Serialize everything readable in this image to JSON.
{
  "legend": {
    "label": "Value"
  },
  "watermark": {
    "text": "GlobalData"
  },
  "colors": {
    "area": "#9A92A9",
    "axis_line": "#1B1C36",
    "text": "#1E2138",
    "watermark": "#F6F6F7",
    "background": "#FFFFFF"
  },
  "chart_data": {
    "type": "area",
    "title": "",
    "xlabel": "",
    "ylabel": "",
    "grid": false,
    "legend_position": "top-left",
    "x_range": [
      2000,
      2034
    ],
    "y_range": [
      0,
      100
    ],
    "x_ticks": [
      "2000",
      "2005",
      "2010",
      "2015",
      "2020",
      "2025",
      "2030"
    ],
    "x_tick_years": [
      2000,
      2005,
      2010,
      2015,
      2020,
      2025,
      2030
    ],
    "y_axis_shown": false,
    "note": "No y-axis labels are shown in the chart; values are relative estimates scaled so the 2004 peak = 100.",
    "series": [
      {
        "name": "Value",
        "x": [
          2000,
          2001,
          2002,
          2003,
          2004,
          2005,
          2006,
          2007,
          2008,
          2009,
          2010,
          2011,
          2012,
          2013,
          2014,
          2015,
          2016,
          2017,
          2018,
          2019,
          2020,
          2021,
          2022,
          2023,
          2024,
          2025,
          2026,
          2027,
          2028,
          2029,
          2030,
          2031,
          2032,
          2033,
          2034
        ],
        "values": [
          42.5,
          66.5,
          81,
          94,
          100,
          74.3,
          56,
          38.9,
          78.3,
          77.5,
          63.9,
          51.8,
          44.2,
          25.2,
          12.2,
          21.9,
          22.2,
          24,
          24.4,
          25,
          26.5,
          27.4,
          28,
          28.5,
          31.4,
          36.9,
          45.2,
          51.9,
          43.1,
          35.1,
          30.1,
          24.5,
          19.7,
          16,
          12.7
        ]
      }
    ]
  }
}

•••••

## What the exercise asks:
Report each line in the data that holds the word "values".

## Output:
    "note": "No y-axis labels are shown in the chart; values are relative estimates scaled so the 2004 peak = 100.",
        "values": [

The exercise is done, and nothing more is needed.